** Instruction **
Copy every record below exactly as written, but leave out the pictures.

--- start Extracted material ---

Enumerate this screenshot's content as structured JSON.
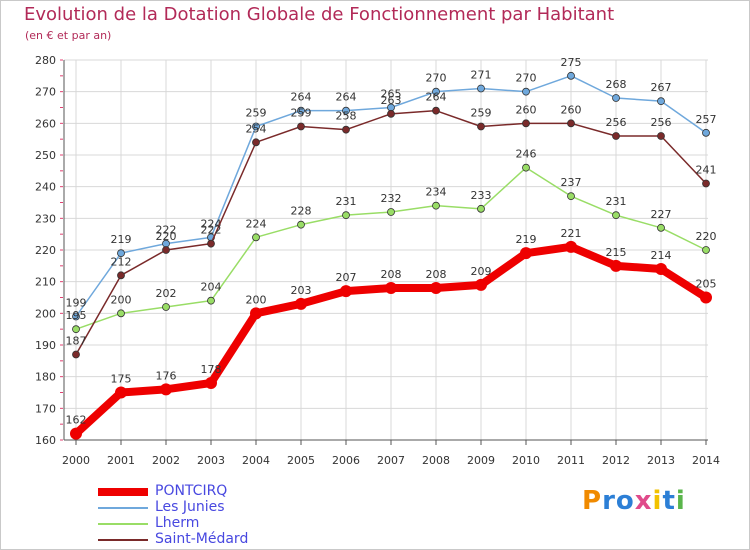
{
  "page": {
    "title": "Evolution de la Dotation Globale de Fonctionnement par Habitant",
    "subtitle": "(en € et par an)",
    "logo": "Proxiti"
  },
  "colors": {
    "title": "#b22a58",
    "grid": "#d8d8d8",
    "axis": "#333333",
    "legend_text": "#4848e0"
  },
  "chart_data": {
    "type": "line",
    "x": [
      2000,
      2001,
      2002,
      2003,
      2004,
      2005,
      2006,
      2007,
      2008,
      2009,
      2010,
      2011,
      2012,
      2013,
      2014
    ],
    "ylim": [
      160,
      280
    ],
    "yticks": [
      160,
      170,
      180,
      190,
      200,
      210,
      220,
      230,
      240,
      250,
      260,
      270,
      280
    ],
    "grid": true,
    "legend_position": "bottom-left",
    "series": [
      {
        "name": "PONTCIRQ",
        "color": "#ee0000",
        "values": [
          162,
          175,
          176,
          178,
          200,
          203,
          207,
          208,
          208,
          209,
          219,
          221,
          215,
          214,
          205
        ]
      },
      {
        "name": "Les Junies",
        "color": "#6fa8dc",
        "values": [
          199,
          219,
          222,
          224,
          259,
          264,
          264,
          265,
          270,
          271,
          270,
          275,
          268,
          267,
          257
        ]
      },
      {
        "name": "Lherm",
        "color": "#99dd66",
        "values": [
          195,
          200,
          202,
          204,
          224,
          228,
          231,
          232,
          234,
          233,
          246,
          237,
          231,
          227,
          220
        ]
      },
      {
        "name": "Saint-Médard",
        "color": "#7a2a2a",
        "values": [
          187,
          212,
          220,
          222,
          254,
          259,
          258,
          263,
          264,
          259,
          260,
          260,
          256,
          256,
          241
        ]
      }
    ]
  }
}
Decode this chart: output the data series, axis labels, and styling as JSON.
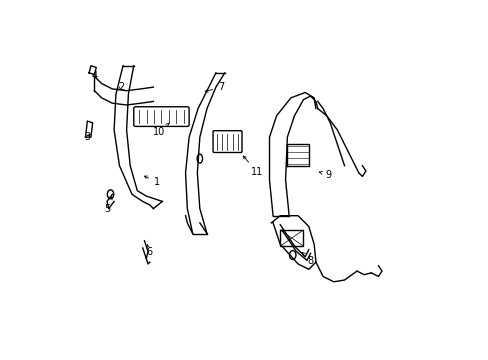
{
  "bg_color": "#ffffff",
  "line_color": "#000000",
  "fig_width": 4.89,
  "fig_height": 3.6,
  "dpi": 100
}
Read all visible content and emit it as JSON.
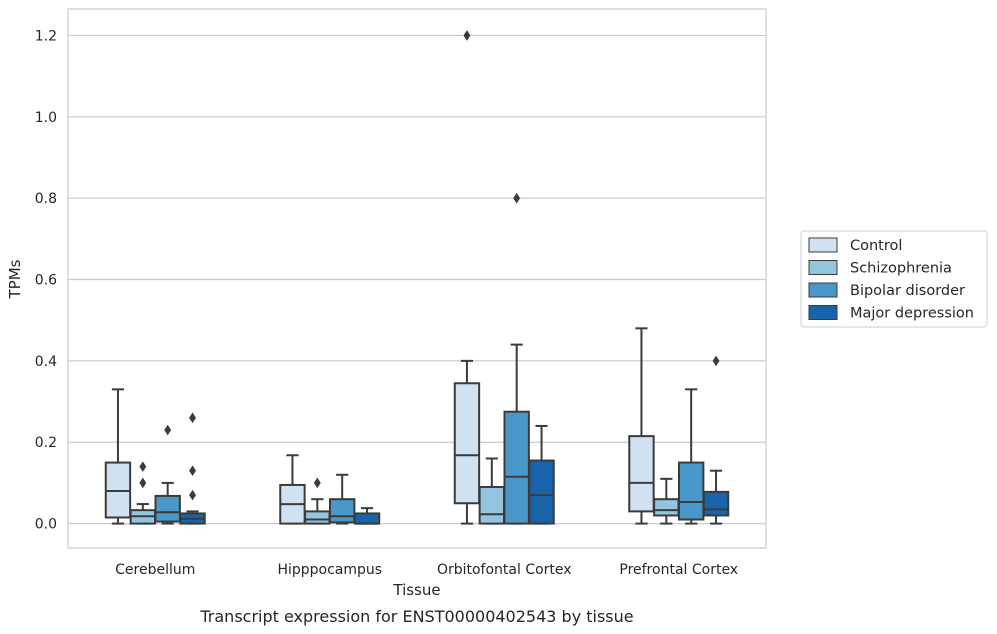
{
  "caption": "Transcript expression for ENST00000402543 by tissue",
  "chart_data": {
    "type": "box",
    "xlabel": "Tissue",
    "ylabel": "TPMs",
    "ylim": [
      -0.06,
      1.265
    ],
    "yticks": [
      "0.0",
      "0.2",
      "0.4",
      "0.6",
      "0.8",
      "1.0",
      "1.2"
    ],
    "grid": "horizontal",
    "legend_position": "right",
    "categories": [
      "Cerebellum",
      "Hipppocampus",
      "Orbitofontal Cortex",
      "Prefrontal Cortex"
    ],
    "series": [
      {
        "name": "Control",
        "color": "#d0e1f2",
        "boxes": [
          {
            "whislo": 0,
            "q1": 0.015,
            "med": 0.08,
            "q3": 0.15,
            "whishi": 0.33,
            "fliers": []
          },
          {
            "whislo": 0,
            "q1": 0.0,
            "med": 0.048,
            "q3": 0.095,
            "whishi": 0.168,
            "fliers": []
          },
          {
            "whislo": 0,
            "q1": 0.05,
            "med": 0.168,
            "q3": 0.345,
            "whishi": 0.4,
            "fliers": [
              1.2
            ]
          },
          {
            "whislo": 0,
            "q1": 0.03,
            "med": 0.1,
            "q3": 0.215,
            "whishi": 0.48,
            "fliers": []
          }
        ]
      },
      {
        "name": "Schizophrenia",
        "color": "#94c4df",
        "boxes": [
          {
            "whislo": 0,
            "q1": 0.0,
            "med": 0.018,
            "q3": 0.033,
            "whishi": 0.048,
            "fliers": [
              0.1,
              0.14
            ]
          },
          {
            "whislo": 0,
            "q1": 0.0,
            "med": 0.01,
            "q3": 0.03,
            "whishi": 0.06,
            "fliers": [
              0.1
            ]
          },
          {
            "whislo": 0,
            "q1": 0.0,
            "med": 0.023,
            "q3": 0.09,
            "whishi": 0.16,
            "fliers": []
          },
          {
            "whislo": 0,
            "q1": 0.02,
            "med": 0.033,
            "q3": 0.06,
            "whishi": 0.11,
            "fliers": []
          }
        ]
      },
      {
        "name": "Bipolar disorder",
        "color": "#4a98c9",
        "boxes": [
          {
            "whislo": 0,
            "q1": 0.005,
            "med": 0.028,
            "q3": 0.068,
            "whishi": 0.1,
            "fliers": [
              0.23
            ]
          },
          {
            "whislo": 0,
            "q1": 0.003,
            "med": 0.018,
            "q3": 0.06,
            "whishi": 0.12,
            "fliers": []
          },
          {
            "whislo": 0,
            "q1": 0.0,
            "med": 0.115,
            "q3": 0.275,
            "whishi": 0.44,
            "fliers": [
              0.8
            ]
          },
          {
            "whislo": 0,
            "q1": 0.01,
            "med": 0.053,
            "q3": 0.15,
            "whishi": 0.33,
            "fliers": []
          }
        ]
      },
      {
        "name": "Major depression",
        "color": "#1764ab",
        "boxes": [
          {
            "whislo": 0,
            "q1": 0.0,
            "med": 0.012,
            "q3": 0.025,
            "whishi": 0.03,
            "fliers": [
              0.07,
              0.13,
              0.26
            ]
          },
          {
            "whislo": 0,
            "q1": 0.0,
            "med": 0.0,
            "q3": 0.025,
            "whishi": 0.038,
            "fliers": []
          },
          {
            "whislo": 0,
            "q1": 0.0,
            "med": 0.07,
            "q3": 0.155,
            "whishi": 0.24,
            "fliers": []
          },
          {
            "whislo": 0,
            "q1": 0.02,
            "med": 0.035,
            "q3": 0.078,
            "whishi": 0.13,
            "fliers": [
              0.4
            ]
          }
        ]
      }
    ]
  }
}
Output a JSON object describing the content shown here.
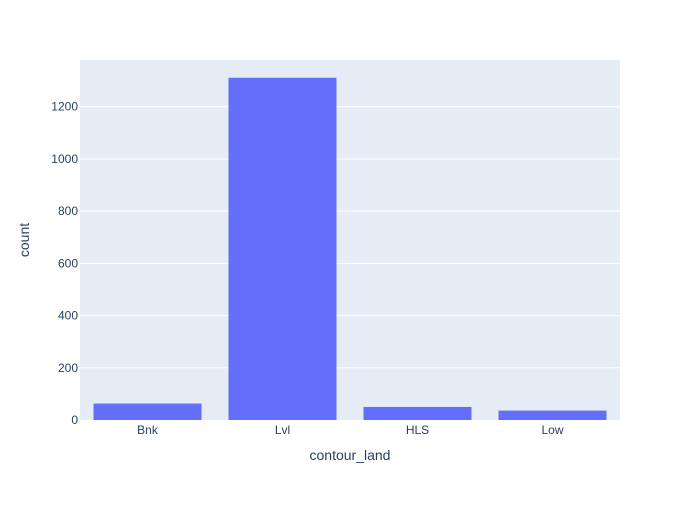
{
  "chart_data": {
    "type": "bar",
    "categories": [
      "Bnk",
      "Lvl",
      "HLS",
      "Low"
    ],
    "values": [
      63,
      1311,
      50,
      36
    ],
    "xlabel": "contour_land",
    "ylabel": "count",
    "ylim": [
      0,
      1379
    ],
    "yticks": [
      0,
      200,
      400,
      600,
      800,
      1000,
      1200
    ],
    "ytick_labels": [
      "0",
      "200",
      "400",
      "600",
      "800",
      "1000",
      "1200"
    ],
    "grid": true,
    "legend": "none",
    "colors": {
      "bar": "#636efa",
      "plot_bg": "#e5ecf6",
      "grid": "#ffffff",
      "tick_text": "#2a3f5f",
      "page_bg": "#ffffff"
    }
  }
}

--- end Extracted material ---

** Correct result **
Enumerate this screenshot's content as structured JSON.
{
  "page": {
    "title": "Evolution de la Dotation Globale de Fonctionnement par Habitant",
    "subtitle": "(en € et par an)",
    "logo": "Proxiti"
  },
  "colors": {
    "title": "#b22a58",
    "grid": "#d8d8d8",
    "axis": "#333333",
    "legend_text": "#4848e0"
  },
  "chart_data": {
    "type": "line",
    "x": [
      2000,
      2001,
      2002,
      2003,
      2004,
      2005,
      2006,
      2007,
      2008,
      2009,
      2010,
      2011,
      2012,
      2013,
      2014
    ],
    "ylim": [
      160,
      280
    ],
    "yticks": [
      160,
      170,
      180,
      190,
      200,
      210,
      220,
      230,
      240,
      250,
      260,
      270,
      280
    ],
    "grid": true,
    "legend_position": "bottom-left",
    "series": [
      {
        "name": "PONTCIRQ",
        "color": "#ee0000",
        "values": [
          162,
          175,
          176,
          178,
          200,
          203,
          207,
          208,
          208,
          209,
          219,
          221,
          215,
          214,
          205
        ]
      },
      {
        "name": "Les Junies",
        "color": "#6fa8dc",
        "values": [
          199,
          219,
          222,
          224,
          259,
          264,
          264,
          265,
          270,
          271,
          270,
          275,
          268,
          267,
          257
        ]
      },
      {
        "name": "Lherm",
        "color": "#99dd66",
        "values": [
          195,
          200,
          202,
          204,
          224,
          228,
          231,
          232,
          234,
          233,
          246,
          237,
          231,
          227,
          220
        ]
      },
      {
        "name": "Saint-Médard",
        "color": "#7a2a2a",
        "values": [
          187,
          212,
          220,
          222,
          254,
          259,
          258,
          263,
          264,
          259,
          260,
          260,
          256,
          256,
          241
        ]
      }
    ]
  }
}
Decode this chart: output the data series, axis labels, and styling as JSON.
{
  "bg_color": "#ffffff",
  "line_color": "#000000",
  "fig_width": 4.89,
  "fig_height": 3.6,
  "dpi": 100
}
Read all visible content and emit it as JSON.
{
  "caption": "Transcript expression for ENST00000402543 by tissue",
  "chart_data": {
    "type": "box",
    "xlabel": "Tissue",
    "ylabel": "TPMs",
    "ylim": [
      -0.06,
      1.265
    ],
    "yticks": [
      "0.0",
      "0.2",
      "0.4",
      "0.6",
      "0.8",
      "1.0",
      "1.2"
    ],
    "grid": "horizontal",
    "legend_position": "right",
    "categories": [
      "Cerebellum",
      "Hipppocampus",
      "Orbitofontal Cortex",
      "Prefrontal Cortex"
    ],
    "series": [
      {
        "name": "Control",
        "color": "#d0e1f2",
        "boxes": [
          {
            "whislo": 0,
            "q1": 0.015,
            "med": 0.08,
            "q3": 0.15,
            "whishi": 0.33,
            "fliers": []
          },
          {
            "whislo": 0,
            "q1": 0.0,
            "med": 0.048,
            "q3": 0.095,
            "whishi": 0.168,
            "fliers": []
          },
          {
            "whislo": 0,
            "q1": 0.05,
            "med": 0.168,
            "q3": 0.345,
            "whishi": 0.4,
            "fliers": [
              1.2
            ]
          },
          {
            "whislo": 0,
            "q1": 0.03,
            "med": 0.1,
            "q3": 0.215,
            "whishi": 0.48,
            "fliers": []
          }
        ]
      },
      {
        "name": "Schizophrenia",
        "color": "#94c4df",
        "boxes": [
          {
            "whislo": 0,
            "q1": 0.0,
            "med": 0.018,
            "q3": 0.033,
            "whishi": 0.048,
            "fliers": [
              0.1,
              0.14
            ]
          },
          {
            "whislo": 0,
            "q1": 0.0,
            "med": 0.01,
            "q3": 0.03,
            "whishi": 0.06,
            "fliers": [
              0.1
            ]
          },
          {
            "whislo": 0,
            "q1": 0.0,
            "med": 0.023,
            "q3": 0.09,
            "whishi": 0.16,
            "fliers": []
          },
          {
            "whislo": 0,
            "q1": 0.02,
            "med": 0.033,
            "q3": 0.06,
            "whishi": 0.11,
            "fliers": []
          }
        ]
      },
      {
        "name": "Bipolar disorder",
        "color": "#4a98c9",
        "boxes": [
          {
            "whislo": 0,
            "q1": 0.005,
            "med": 0.028,
            "q3": 0.068,
            "whishi": 0.1,
            "fliers": [
              0.23
            ]
          },
          {
            "whislo": 0,
            "q1": 0.003,
            "med": 0.018,
            "q3": 0.06,
            "whishi": 0.12,
            "fliers": []
          },
          {
            "whislo": 0,
            "q1": 0.0,
            "med": 0.115,
            "q3": 0.275,
            "whishi": 0.44,
            "fliers": [
              0.8
            ]
          },
          {
            "whislo": 0,
            "q1": 0.01,
            "med": 0.053,
            "q3": 0.15,
            "whishi": 0.33,
            "fliers": []
          }
        ]
      },
      {
        "name": "Major depression",
        "color": "#1764ab",
        "boxes": [
          {
            "whislo": 0,
            "q1": 0.0,
            "med": 0.012,
            "q3": 0.025,
            "whishi": 0.03,
            "fliers": [
              0.07,
              0.13,
              0.26
            ]
          },
          {
            "whislo": 0,
            "q1": 0.0,
            "med": 0.0,
            "q3": 0.025,
            "whishi": 0.038,
            "fliers": []
          },
          {
            "whislo": 0,
            "q1": 0.0,
            "med": 0.07,
            "q3": 0.155,
            "whishi": 0.24,
            "fliers": []
          },
          {
            "whislo": 0,
            "q1": 0.02,
            "med": 0.035,
            "q3": 0.078,
            "whishi": 0.13,
            "fliers": [
              0.4
            ]
          }
        ]
      }
    ]
  }
}
Output a JSON object describing the content shown here.
{
  "chart_data": {
    "type": "bar",
    "categories": [
      "Bnk",
      "Lvl",
      "HLS",
      "Low"
    ],
    "values": [
      63,
      1311,
      50,
      36
    ],
    "xlabel": "contour_land",
    "ylabel": "count",
    "ylim": [
      0,
      1379
    ],
    "yticks": [
      0,
      200,
      400,
      600,
      800,
      1000,
      1200
    ],
    "ytick_labels": [
      "0",
      "200",
      "400",
      "600",
      "800",
      "1000",
      "1200"
    ],
    "grid": true,
    "legend": "none",
    "colors": {
      "bar": "#636efa",
      "plot_bg": "#e5ecf6",
      "grid": "#ffffff",
      "tick_text": "#2a3f5f",
      "page_bg": "#ffffff"
    }
  }
}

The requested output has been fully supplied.